====== Listing ======

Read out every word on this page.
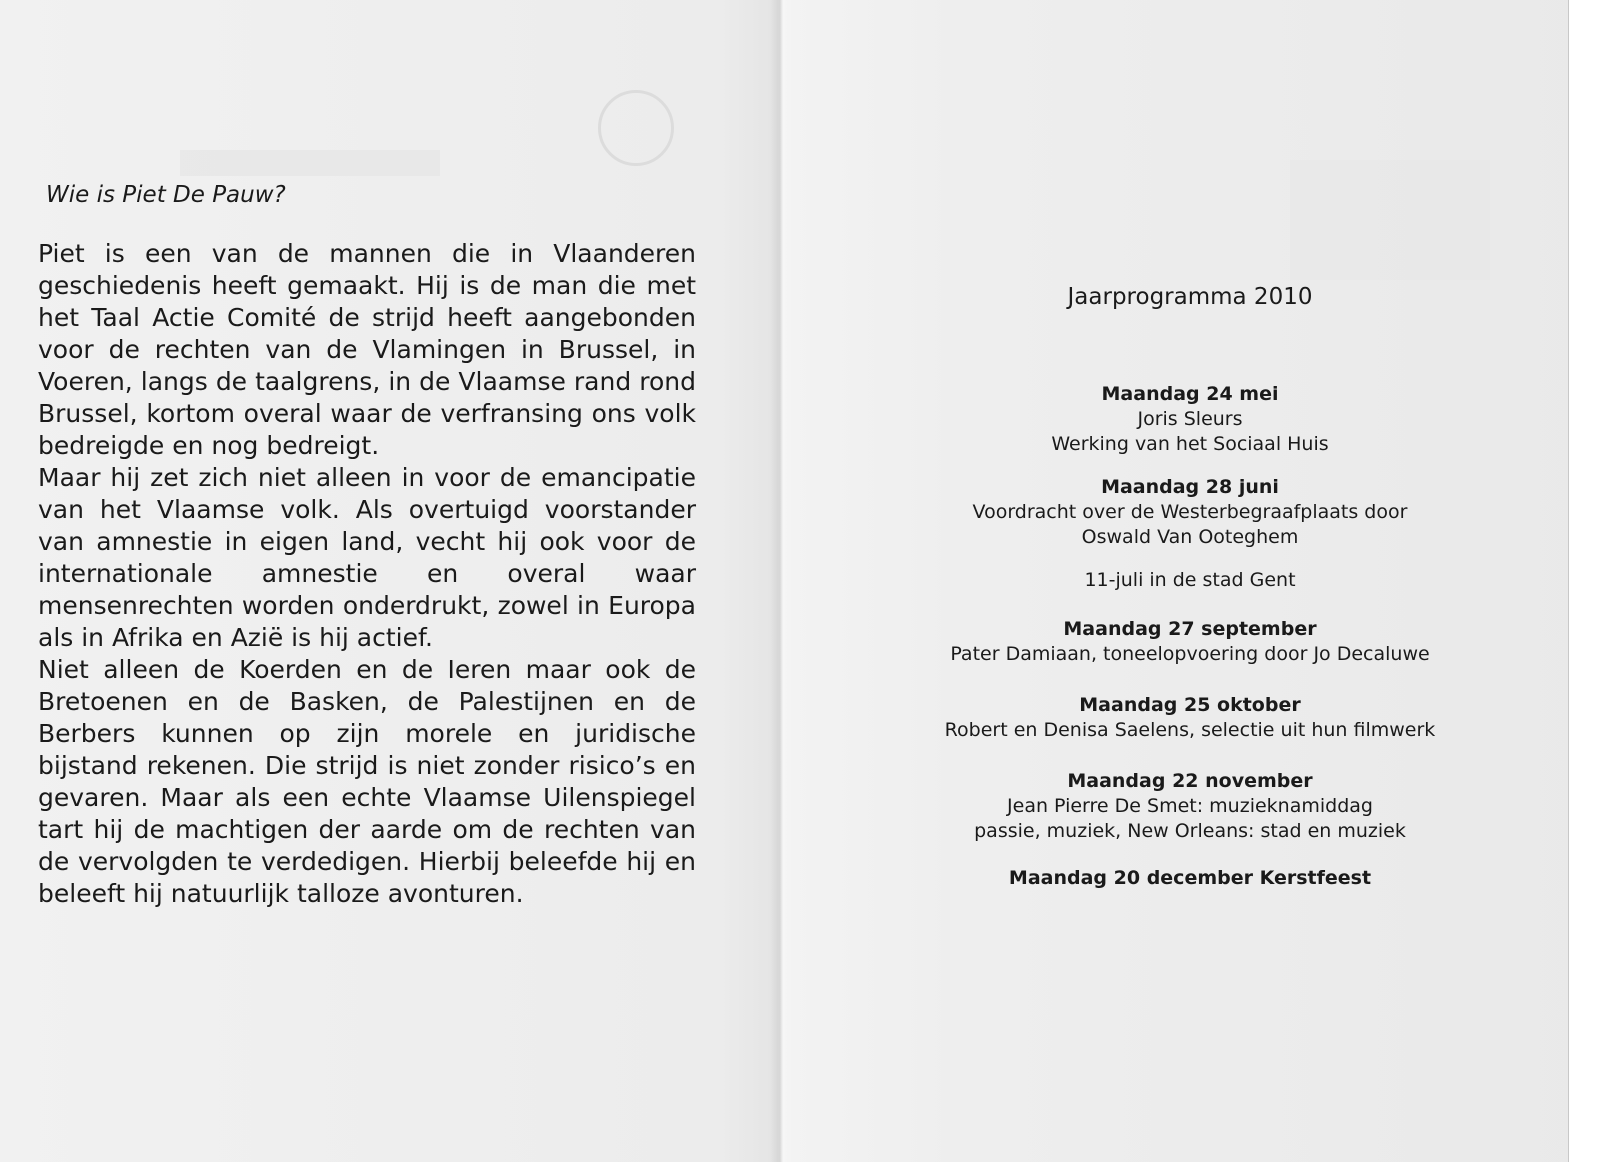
Wie is Piet De Pauw?

Piet is een van de mannen die in Vlaanderen geschiedenis heeft gemaakt. Hij is de man die met het Taal Actie Comité de strijd heeft aangebonden voor de rechten van de Vlamingen in Brussel, in Voeren, langs de taalgrens, in de Vlaamse rand rond Brussel, kortom overal waar de verfransing ons volk bedreigde en nog bedreigt.

Maar hij zet zich niet alleen in voor de emancipatie van het Vlaamse volk. Als overtuigd voorstander van amnestie in eigen land, vecht hij ook voor de internationale amnestie en overal waar mensenrechten worden onderdrukt, zowel in Europa als in Afrika en Azië is hij actief.

Niet alleen de Koerden en de Ieren maar ook de Bretoenen en de Basken, de Palestijnen en de Berbers kunnen op zijn morele en juridische bijstand rekenen. Die strijd is niet zonder risico’s en gevaren. Maar als een echte Vlaamse Uilenspiegel tart hij de machtigen der aarde om de rechten van de vervolgden te verdedigen. Hierbij beleefde hij en beleeft hij natuurlijk talloze avonturen.

Jaarprogramma 2010
Maandag 24 mei
Joris Sleurs
Werking van het Sociaal Huis
Maandag 28 juni
Voordracht over de Westerbegraafplaats door
Oswald Van Ooteghem
11-juli in de stad Gent
Maandag 27 september
Pater Damiaan, toneelopvoering door Jo Decaluwe
Maandag 25 oktober
Robert en Denisa Saelens, selectie uit hun filmwerk
Maandag 22 november
Jean Pierre De Smet: muzieknamiddag
passie, muziek, New Orleans: stad en muziek
Maandag 20 december Kerstfeest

======

Instructions to follow. Leave out the pictures and return every record word for word.

Response.
Read out every word on this page.
Wie is Piet De Pauw?

Piet is een van de mannen die in Vlaanderen geschiedenis heeft gemaakt. Hij is de man die met het Taal Actie Comité de strijd heeft aangebonden voor de rechten van de Vlamingen in Brussel, in Voeren, langs de taalgrens, in de Vlaamse rand rond Brussel, kortom overal waar de verfransing ons volk bedreigde en nog bedreigt.

Maar hij zet zich niet alleen in voor de emancipatie van het Vlaamse volk. Als overtuigd voorstander van amnestie in eigen land, vecht hij ook voor de internationale amnestie en overal waar mensenrechten worden onderdrukt, zowel in Europa als in Afrika en Azië is hij actief.

Niet alleen de Koerden en de Ieren maar ook de Bretoenen en de Basken, de Palestijnen en de Berbers kunnen op zijn morele en juridische bijstand rekenen. Die strijd is niet zonder risico’s en gevaren. Maar als een echte Vlaamse Uilenspiegel tart hij de machtigen der aarde om de rechten van de vervolgden te verdedigen. Hierbij beleefde hij en beleeft hij natuurlijk talloze avonturen.

Jaarprogramma 2010
Maandag 24 mei
Joris Sleurs
Werking van het Sociaal Huis
Maandag 28 juni
Voordracht over de Westerbegraafplaats door
Oswald Van Ooteghem
11-juli in de stad Gent
Maandag 27 september
Pater Damiaan, toneelopvoering door Jo Decaluwe
Maandag 25 oktober
Robert en Denisa Saelens, selectie uit hun filmwerk
Maandag 22 november
Jean Pierre De Smet: muzieknamiddag
passie, muziek, New Orleans: stad en muziek
Maandag 20 december Kerstfeest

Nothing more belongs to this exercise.